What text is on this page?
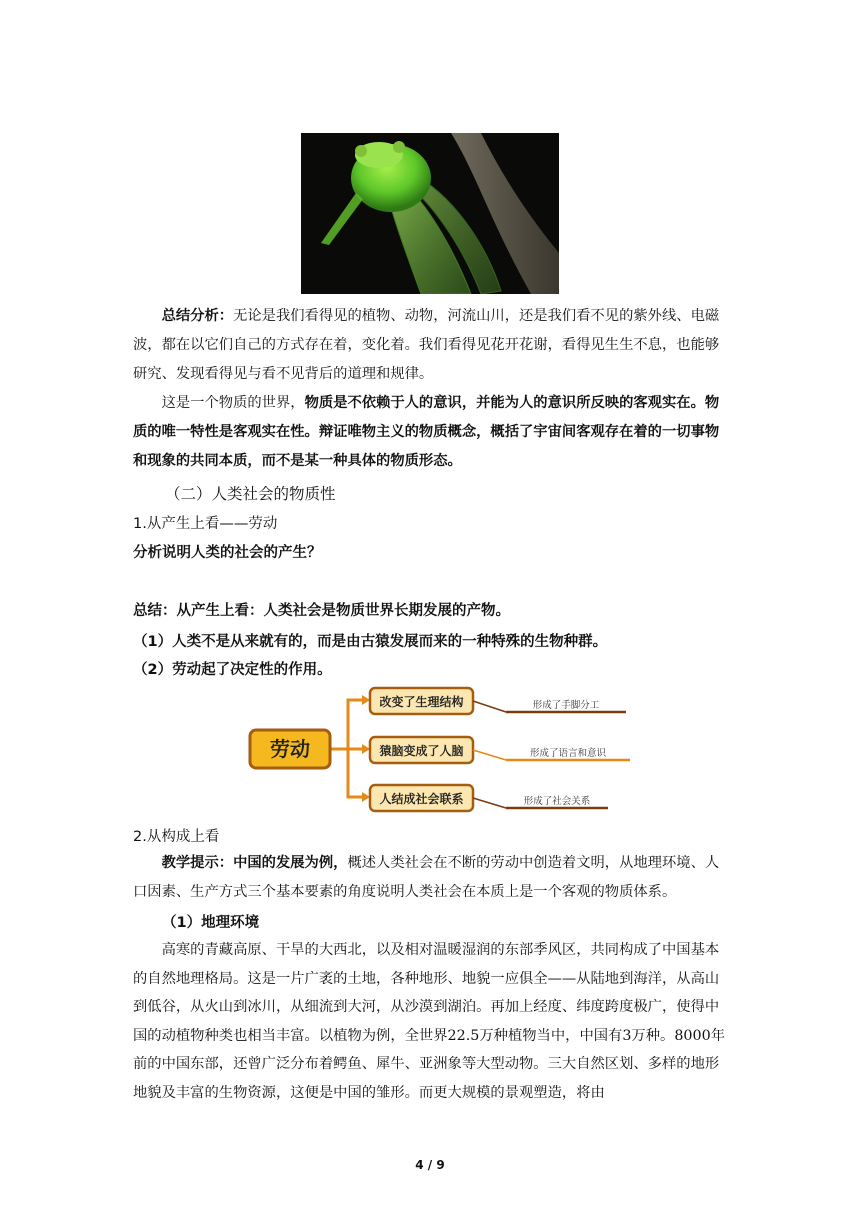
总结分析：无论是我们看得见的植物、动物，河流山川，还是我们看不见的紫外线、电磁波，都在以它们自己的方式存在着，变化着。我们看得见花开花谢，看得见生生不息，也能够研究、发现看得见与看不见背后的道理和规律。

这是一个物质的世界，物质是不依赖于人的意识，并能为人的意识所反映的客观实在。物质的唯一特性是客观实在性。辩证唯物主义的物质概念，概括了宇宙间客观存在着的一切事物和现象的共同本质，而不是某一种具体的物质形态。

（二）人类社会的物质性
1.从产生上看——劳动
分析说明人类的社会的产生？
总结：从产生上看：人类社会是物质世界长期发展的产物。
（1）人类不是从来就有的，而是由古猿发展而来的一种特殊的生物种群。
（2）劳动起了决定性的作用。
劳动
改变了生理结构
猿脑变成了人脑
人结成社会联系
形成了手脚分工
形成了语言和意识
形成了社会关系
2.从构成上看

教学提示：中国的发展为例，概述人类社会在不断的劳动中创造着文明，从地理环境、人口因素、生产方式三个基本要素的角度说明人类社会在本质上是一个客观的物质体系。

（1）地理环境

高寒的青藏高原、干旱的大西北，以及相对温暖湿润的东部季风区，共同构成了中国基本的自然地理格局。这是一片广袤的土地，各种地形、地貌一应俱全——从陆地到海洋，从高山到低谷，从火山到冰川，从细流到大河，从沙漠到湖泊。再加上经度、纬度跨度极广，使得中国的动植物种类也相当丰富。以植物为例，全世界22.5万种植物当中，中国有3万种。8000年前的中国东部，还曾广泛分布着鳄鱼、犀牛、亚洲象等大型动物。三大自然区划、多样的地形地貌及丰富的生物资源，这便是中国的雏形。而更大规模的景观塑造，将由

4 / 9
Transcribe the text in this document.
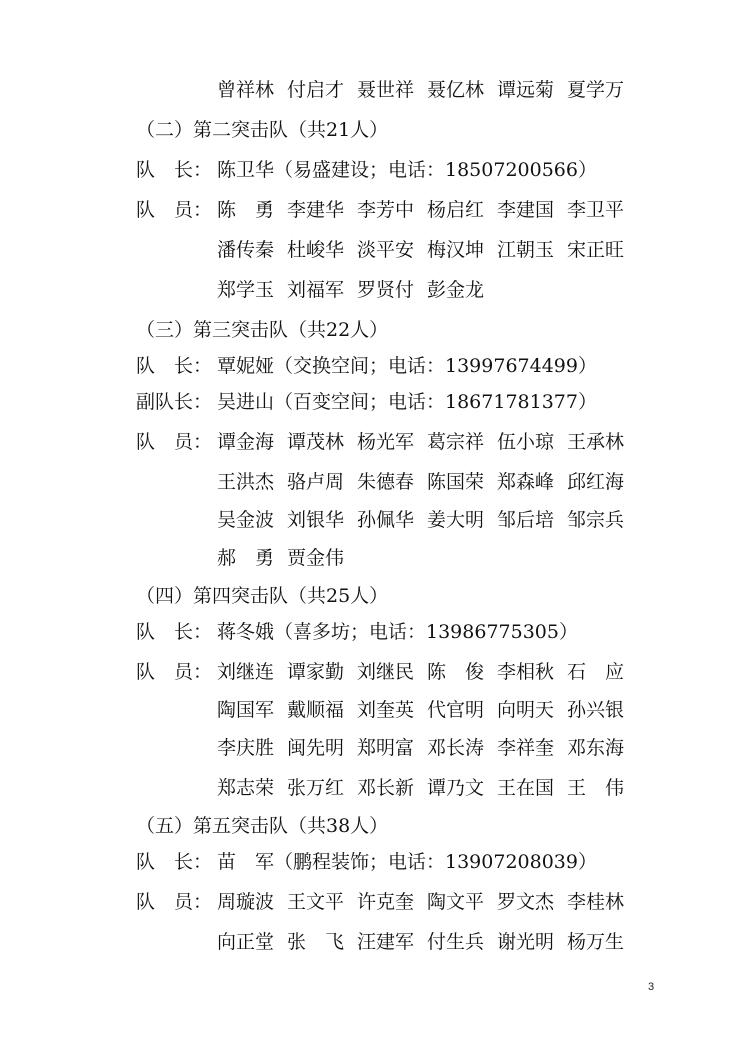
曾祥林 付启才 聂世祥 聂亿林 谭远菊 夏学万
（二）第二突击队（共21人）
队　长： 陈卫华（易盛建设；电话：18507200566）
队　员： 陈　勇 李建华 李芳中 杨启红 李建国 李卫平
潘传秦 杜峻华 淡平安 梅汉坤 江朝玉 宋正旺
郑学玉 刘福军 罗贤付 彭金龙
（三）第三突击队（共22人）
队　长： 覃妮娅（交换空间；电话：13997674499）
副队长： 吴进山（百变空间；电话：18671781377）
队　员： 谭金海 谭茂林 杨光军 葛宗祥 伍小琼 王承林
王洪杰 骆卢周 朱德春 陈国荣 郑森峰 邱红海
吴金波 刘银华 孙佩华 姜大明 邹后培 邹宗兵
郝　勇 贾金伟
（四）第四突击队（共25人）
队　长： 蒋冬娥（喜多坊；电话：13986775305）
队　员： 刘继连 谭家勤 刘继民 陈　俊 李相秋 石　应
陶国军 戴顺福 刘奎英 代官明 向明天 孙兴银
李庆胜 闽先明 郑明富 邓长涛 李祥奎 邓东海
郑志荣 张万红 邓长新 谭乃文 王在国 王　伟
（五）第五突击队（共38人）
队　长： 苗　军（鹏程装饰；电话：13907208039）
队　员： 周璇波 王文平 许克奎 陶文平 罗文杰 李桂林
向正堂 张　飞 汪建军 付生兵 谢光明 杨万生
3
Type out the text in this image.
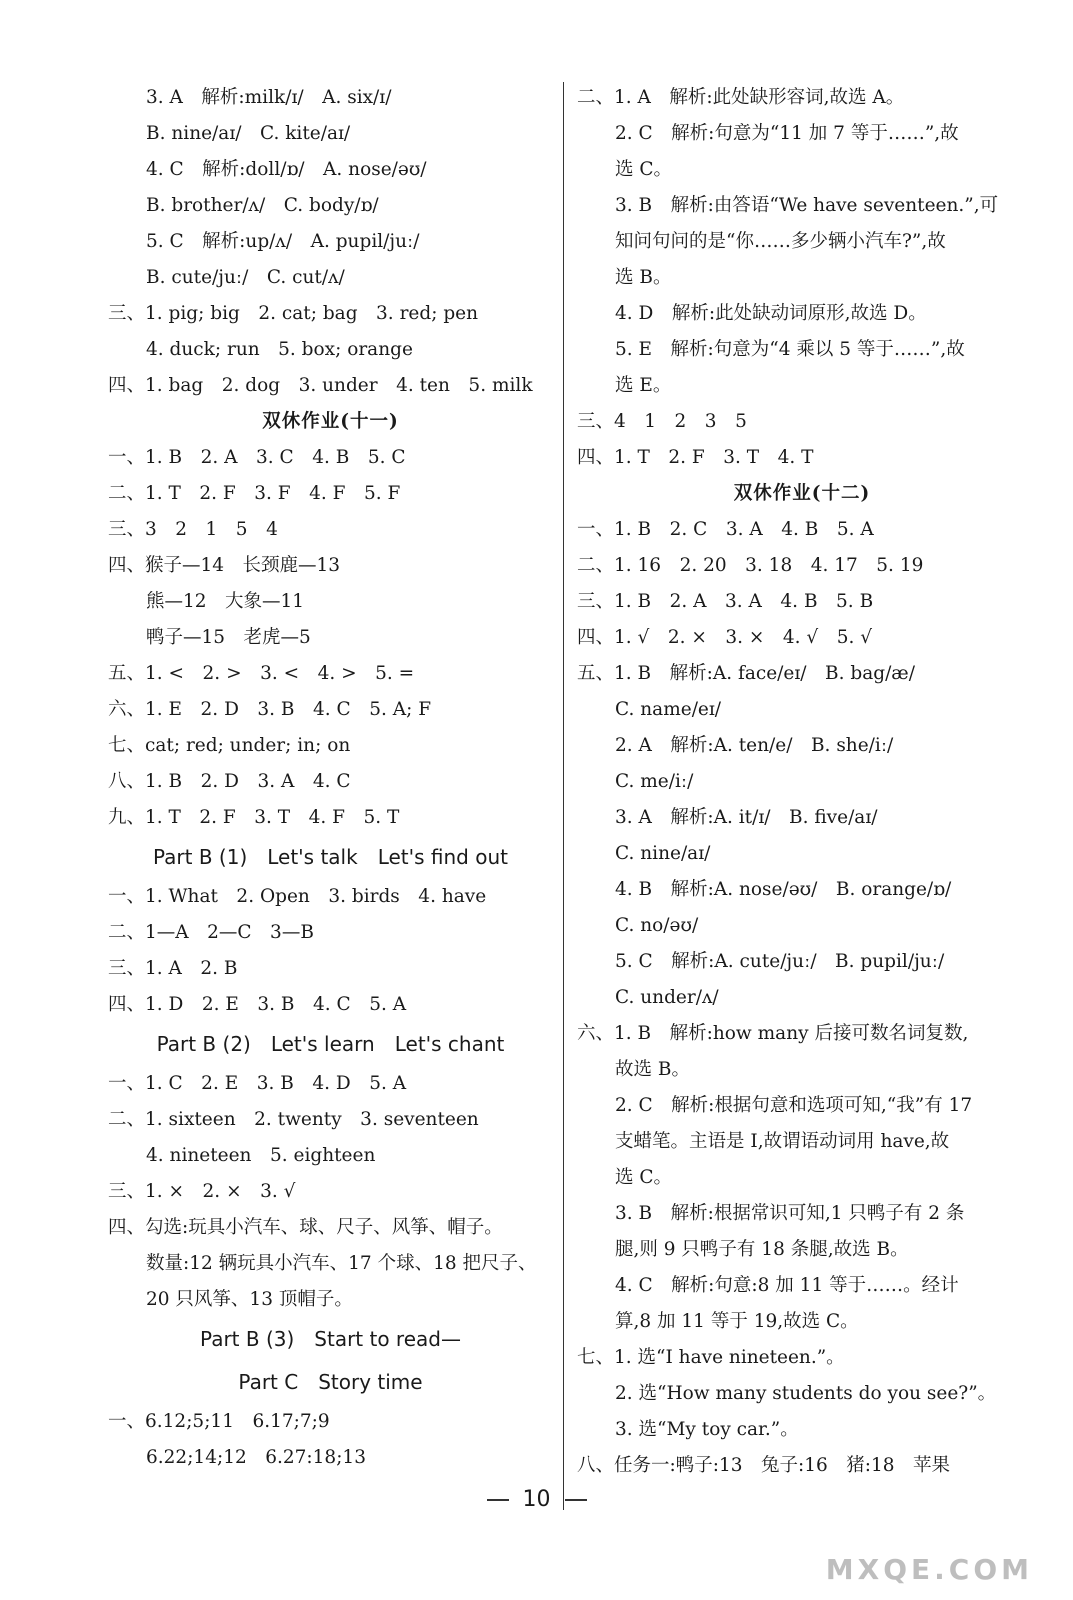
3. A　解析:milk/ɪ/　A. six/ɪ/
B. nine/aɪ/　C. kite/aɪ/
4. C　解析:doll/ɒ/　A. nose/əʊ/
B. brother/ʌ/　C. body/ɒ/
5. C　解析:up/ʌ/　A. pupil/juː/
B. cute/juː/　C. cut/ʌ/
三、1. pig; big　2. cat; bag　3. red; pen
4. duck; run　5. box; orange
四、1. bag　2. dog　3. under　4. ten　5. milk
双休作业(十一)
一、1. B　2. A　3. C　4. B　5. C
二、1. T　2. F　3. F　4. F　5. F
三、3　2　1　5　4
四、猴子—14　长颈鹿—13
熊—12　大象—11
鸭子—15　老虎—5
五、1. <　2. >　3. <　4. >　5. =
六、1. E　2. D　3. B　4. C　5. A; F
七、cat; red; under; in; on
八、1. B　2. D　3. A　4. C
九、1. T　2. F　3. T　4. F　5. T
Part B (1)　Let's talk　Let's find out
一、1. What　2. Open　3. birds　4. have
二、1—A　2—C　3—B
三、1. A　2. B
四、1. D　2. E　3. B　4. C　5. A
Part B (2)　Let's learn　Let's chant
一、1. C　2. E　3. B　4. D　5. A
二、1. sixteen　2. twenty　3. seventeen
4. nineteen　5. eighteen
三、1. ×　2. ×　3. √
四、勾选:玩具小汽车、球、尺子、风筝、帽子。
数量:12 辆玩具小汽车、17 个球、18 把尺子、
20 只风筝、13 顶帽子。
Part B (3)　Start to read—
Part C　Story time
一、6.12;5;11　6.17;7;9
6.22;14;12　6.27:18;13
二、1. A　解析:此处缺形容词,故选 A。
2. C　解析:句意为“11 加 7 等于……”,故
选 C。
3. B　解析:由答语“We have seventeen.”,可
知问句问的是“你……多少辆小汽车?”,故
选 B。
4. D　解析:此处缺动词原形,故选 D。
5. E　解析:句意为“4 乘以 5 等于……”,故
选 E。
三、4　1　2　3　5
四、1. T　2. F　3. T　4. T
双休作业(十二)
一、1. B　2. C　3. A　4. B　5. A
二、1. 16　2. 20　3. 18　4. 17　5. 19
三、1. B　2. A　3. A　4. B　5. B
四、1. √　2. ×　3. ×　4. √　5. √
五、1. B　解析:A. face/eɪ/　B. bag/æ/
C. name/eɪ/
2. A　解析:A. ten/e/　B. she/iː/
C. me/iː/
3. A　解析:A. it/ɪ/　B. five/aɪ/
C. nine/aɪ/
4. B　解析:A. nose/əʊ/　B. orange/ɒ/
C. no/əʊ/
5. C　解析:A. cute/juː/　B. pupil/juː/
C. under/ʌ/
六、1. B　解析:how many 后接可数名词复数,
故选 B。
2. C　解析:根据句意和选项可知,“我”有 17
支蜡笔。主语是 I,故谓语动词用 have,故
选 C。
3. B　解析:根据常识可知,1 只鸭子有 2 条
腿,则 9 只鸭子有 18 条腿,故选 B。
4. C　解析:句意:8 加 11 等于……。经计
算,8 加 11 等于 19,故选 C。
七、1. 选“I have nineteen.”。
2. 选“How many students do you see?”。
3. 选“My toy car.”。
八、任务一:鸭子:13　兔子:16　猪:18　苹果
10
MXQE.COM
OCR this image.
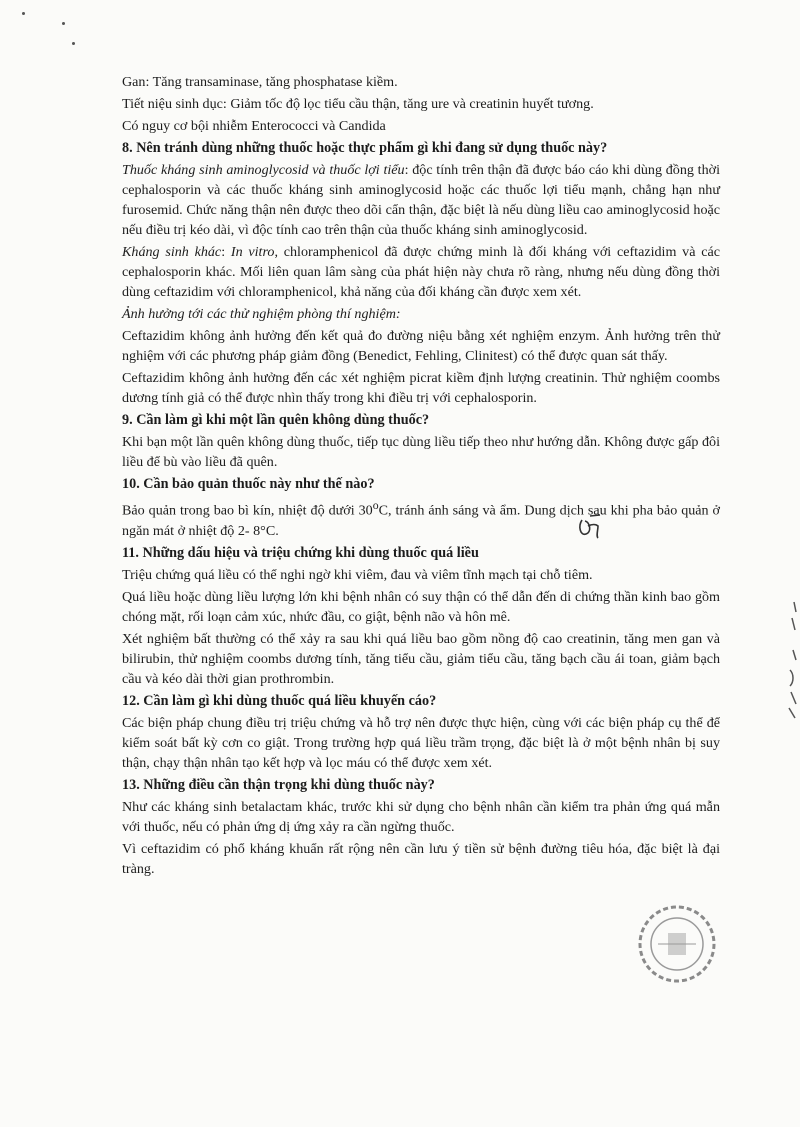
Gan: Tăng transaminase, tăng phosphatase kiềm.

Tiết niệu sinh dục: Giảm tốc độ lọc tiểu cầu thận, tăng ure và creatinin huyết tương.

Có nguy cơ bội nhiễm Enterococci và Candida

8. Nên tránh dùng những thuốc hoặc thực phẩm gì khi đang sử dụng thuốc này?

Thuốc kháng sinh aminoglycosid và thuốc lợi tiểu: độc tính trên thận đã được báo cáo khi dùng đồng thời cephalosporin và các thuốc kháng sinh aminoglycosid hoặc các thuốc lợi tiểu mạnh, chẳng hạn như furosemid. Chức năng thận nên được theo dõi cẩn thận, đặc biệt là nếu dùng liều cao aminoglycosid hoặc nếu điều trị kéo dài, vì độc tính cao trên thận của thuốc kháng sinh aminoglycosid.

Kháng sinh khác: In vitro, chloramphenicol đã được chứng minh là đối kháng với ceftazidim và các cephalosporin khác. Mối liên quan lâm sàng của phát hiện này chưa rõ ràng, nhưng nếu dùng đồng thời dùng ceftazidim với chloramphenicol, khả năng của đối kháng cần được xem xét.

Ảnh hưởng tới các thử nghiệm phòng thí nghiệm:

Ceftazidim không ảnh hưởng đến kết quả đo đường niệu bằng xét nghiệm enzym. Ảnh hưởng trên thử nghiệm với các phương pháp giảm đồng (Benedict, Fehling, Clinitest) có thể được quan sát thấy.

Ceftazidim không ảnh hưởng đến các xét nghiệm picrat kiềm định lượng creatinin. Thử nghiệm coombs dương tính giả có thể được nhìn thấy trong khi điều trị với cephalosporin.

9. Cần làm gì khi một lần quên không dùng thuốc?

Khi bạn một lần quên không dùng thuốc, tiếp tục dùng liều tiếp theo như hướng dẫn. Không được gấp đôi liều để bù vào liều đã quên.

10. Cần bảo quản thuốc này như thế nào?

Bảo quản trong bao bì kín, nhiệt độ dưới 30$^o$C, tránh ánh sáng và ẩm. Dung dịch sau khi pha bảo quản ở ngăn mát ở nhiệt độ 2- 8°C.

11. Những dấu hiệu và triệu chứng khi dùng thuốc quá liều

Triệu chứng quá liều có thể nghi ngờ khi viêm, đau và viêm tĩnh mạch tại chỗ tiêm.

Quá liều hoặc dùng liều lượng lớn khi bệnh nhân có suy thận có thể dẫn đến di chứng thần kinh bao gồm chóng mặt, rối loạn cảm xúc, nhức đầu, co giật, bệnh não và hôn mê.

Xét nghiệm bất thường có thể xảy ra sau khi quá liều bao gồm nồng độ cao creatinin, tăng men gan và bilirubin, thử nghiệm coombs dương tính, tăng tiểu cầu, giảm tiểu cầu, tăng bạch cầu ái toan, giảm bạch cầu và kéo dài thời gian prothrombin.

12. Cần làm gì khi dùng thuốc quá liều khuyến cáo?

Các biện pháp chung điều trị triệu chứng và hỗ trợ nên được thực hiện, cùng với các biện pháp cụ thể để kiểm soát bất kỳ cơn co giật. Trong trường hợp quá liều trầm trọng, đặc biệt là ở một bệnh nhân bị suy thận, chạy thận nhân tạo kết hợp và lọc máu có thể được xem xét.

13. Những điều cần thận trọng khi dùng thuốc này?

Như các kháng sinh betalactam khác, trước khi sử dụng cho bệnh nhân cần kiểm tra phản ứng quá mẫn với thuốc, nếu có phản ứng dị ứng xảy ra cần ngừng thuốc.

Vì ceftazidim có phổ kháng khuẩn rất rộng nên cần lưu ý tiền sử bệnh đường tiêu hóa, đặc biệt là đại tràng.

——

→ **Goal**
In the records above, find each line that holds the word "biệt"; copy all such lines.

→ **Correct output**
Thuốc kháng sinh aminoglycosid và thuốc lợi tiểu: độc tính trên thận đã được báo cáo khi dùng đồng thời cephalosporin và các thuốc kháng sinh aminoglycosid hoặc các thuốc lợi tiểu mạnh, chẳng hạn như furosemid. Chức năng thận nên được theo dõi cẩn thận, đặc biệt là nếu dùng liều cao aminoglycosid hoặc nếu điều trị kéo dài, vì độc tính cao trên thận của thuốc kháng sinh aminoglycosid.
Các biện pháp chung điều trị triệu chứng và hỗ trợ nên được thực hiện, cùng với các biện pháp cụ thể để kiểm soát bất kỳ cơn co giật. Trong trường hợp quá liều trầm trọng, đặc biệt là ở một bệnh nhân bị suy thận, chạy thận nhân tạo kết hợp và lọc máu có thể được xem xét.
Vì ceftazidim có phổ kháng khuẩn rất rộng nên cần lưu ý tiền sử bệnh đường tiêu hóa, đặc biệt là đại tràng.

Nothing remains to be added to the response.